→ **EXCERPTED TEXT**:
==================================================

During the early 1960s, Plemmons played professional baseball for four years with the Baltimore Orioles' minor league clubs. He played with the Tri-City Atoms, Aberdeen Pheasants, and Elmira Pioneers.
In December 1963, he married Mary Jo Harris, also from Old Fort and a graduate of Old Fort High School.
Plemmons attended graduate school at Auburn University from 1961 to 1965, receiving his PhD in applied mathematics in 1965. He then held research positions with Martin Marietta in Orlando, Florida, and the National Security Agency in Ft. Meade. He served as a faculty member at the University of Mississippi from 1966 to 1967, before moving to the University of Tennessee Knoxville in 1967. In 1981, Plemmons moved to Raleigh, North Carolina, where he taught at North Carolina State University until 1990. While there, he founded the University of North Carolina System's Center for Research in Scientific Computation. Plemmons joined the faculty of Wake Forest University in 1990. In 2013, he retired from teaching, but still conducted research at WFU. He was also the professor and mentor of former NBA and WFU basketball player Rusty LaRue.
Plemmons focused his work on applied computational mathematics. At Auburn in the early 1960s, Plemmons' work with PhD advisors Richard Ball and Emilie Haynsworth was focused on finite semigroups theory. He continued this research until the early 1980s at the University of Tennessee Knoxville. In 1979, he co-authored the book Nonnegative Matrices in the Mathematical Sciences along with Abraham Berman. The book has been cited over 7,500 times. In 1994, it was revised and republished by the Society for Industrial and Applied Mathematics (SIAM).

==================================================

→ **MATERIAL SUPPLIED**:
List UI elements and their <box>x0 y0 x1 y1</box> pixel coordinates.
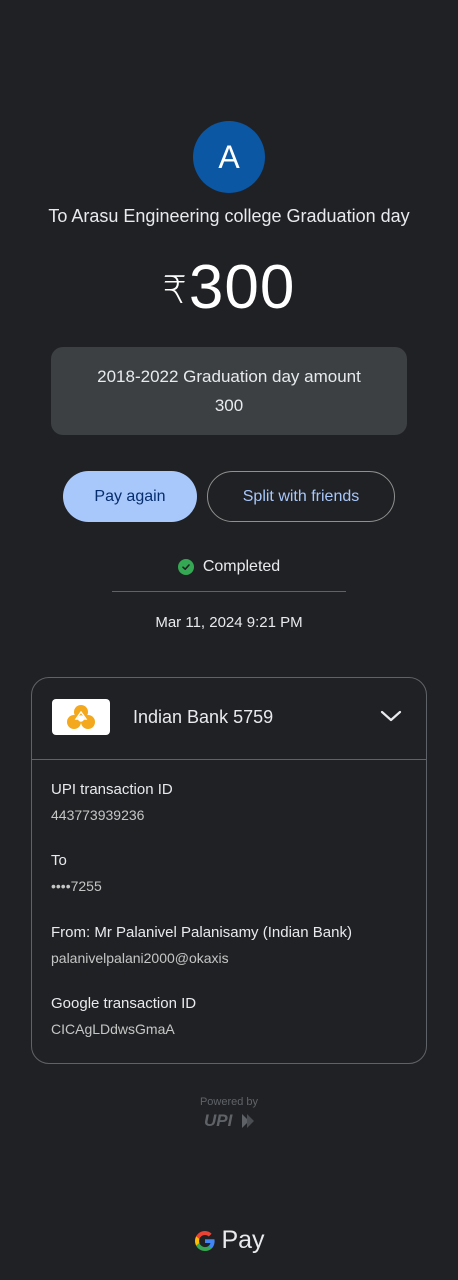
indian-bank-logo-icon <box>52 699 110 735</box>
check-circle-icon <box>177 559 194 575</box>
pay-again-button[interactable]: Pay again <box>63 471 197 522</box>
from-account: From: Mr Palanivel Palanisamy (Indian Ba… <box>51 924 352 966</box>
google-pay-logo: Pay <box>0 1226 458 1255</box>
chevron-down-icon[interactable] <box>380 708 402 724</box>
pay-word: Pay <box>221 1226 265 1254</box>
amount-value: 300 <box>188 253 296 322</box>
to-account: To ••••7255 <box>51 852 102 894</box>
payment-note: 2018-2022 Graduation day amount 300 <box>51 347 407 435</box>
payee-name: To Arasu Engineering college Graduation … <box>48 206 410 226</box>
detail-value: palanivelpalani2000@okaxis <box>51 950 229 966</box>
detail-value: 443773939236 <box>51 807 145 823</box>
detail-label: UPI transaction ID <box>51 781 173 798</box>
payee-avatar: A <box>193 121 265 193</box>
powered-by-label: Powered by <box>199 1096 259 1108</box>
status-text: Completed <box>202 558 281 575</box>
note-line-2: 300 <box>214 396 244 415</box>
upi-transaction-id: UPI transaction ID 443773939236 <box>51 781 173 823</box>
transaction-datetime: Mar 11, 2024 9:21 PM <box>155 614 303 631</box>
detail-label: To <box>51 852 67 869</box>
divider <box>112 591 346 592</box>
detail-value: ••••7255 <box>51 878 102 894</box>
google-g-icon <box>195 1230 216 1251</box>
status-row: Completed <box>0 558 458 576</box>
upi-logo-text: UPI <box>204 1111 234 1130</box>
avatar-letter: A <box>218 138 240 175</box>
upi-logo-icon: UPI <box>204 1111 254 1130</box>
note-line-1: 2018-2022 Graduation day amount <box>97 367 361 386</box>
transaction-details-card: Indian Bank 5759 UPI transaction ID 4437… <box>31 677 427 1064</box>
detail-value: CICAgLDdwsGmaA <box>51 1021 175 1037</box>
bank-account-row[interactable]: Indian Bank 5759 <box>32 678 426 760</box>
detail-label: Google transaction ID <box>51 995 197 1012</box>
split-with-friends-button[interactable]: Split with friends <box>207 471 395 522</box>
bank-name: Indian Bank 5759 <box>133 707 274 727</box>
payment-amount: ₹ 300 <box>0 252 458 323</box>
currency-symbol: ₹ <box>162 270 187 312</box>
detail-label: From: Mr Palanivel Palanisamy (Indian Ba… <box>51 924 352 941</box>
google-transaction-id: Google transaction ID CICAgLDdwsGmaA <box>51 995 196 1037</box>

==================================================

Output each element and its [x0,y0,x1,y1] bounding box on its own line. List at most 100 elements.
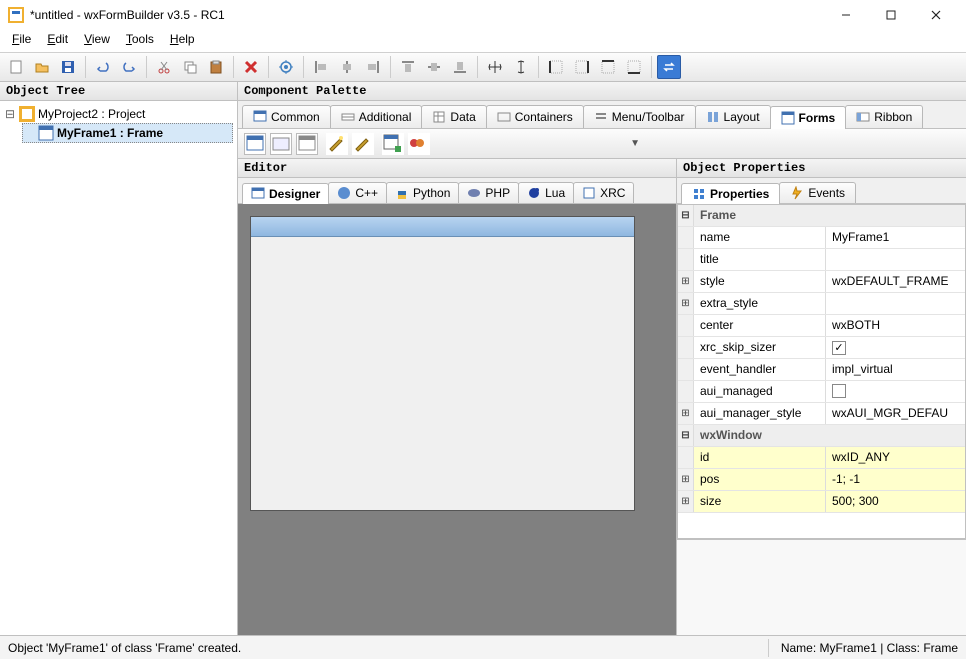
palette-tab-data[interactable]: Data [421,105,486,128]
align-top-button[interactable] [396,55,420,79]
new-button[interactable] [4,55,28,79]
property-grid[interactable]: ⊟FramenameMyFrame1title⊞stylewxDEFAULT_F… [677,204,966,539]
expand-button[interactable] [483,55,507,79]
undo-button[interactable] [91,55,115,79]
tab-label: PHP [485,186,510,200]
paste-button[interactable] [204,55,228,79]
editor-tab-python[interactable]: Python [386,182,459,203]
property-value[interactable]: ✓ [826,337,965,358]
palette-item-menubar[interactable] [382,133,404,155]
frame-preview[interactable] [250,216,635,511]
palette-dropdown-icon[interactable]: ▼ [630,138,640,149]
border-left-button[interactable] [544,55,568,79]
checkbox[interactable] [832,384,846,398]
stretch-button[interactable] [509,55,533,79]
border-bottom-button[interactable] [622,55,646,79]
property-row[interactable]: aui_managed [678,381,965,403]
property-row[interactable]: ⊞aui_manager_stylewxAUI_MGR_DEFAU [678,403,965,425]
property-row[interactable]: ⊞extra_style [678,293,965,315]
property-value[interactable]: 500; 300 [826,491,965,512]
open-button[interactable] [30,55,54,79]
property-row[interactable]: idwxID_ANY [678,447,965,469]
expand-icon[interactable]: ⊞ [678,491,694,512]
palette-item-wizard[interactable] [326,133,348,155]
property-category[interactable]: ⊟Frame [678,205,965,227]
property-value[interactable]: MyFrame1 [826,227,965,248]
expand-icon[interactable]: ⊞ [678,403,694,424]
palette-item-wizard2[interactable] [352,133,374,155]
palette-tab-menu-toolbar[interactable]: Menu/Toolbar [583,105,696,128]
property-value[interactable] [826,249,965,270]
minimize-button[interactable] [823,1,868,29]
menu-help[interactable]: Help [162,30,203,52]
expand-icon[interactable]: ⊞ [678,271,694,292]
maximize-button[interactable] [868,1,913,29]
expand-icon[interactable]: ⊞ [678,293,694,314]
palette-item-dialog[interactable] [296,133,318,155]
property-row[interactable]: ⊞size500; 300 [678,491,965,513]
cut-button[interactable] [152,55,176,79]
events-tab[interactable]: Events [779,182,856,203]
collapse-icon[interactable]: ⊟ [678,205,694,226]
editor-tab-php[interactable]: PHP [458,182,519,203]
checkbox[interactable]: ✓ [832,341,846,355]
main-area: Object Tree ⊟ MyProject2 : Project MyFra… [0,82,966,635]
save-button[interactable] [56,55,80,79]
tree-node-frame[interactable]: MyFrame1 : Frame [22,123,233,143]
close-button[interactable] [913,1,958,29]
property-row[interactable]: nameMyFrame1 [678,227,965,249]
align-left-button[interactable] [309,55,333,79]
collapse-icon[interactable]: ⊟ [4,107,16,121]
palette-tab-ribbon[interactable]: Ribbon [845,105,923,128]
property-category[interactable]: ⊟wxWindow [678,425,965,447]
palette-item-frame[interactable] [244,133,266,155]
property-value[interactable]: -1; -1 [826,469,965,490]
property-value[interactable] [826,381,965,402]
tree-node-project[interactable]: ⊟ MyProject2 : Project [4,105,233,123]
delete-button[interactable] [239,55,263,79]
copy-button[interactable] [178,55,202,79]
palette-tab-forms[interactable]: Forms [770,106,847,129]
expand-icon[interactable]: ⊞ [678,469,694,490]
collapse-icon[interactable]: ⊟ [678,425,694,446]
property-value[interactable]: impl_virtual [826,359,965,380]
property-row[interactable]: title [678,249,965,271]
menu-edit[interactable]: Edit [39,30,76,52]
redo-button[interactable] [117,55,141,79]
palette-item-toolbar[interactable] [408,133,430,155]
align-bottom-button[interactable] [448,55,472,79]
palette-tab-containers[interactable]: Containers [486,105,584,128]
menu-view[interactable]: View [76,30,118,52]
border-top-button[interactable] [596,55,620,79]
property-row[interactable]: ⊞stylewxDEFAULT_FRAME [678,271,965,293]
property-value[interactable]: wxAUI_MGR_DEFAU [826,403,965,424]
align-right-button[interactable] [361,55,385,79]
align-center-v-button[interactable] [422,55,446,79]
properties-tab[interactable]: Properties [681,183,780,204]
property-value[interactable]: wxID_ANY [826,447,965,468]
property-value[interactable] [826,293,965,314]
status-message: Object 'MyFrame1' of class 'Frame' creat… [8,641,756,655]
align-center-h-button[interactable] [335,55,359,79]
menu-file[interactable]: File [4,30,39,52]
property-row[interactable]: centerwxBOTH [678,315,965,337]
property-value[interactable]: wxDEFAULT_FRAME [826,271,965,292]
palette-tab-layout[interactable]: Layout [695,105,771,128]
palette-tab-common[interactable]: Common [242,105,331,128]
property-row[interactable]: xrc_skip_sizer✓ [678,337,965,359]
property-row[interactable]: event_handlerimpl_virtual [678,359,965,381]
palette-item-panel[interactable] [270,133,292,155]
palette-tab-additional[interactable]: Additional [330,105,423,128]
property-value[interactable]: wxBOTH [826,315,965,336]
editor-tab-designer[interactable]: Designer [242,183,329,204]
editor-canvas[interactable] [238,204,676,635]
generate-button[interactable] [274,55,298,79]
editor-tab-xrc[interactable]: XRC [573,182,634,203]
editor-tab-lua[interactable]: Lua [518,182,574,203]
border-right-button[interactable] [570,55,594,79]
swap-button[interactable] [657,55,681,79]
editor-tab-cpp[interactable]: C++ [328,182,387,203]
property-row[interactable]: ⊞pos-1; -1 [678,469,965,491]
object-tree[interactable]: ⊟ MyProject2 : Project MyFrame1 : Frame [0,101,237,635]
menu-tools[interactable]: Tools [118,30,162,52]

==================================================

→ **TASK INSTRUCTIONS**:
Pick up the passage on Plemmons's life and mathematical career at its last sentence and carry it forward.

→ **EXPECTED ANSWER**:
In the mid-to-late 1980s until mid-1990s, his research focused on numerical linear algebra, specifically in Matrix Theory with applications in Markov chains and nonnegative matrices. Plemmons has been recognized internationally for his significant contributions to the field, celebrated at the Linear Algebra: Theory, Applications, and Computations Conference held at Wake Forest University in 1999 in honor of Plemmons' 60th birthday, and the International Workshop on Numerical Linear Algebra with Applications held in Hong Kong in 2013 in honor of his 75th birthday.
Plemmons conducted research in imaging physics and applied optics at Wake Forest from the late 1990s. He focused initially in biometrics, including iris recognition. His later research was in space situational awareness, tracking space debris using optical methods to prevent damage to space assets.
Over the years, he received funding from the National Science Foundation, the National Security Agency, the Central Intelligence Agency, the North Atlantic Treaty Organization, the Air Force Office of Scientific Research, the Army Research Office, the Department of Energy, the Intelligence Advanced Research Projects Activity, and the National Geospatial-Intelligence Agency. His research was continuously funded by the Department of Defense from 1973.
In 1996, Plemmons delivered a congressional testimony to the U.S. House of Representatives Committee on National Security, in support of appropriations to the Department of Defense on behalf of the Joint Policy Board for Mathematics, including the American Mathematical Society and SIAM.
The mathematics lineage of Plemmons can be traced back to the German mathematicians in the 17th century. Among his peers, he was a Fellow of the Society for Industrial and Applied Mathematics.
He was the author of more than 250 publications on computational mathematics, and served on the editorial board of six journals.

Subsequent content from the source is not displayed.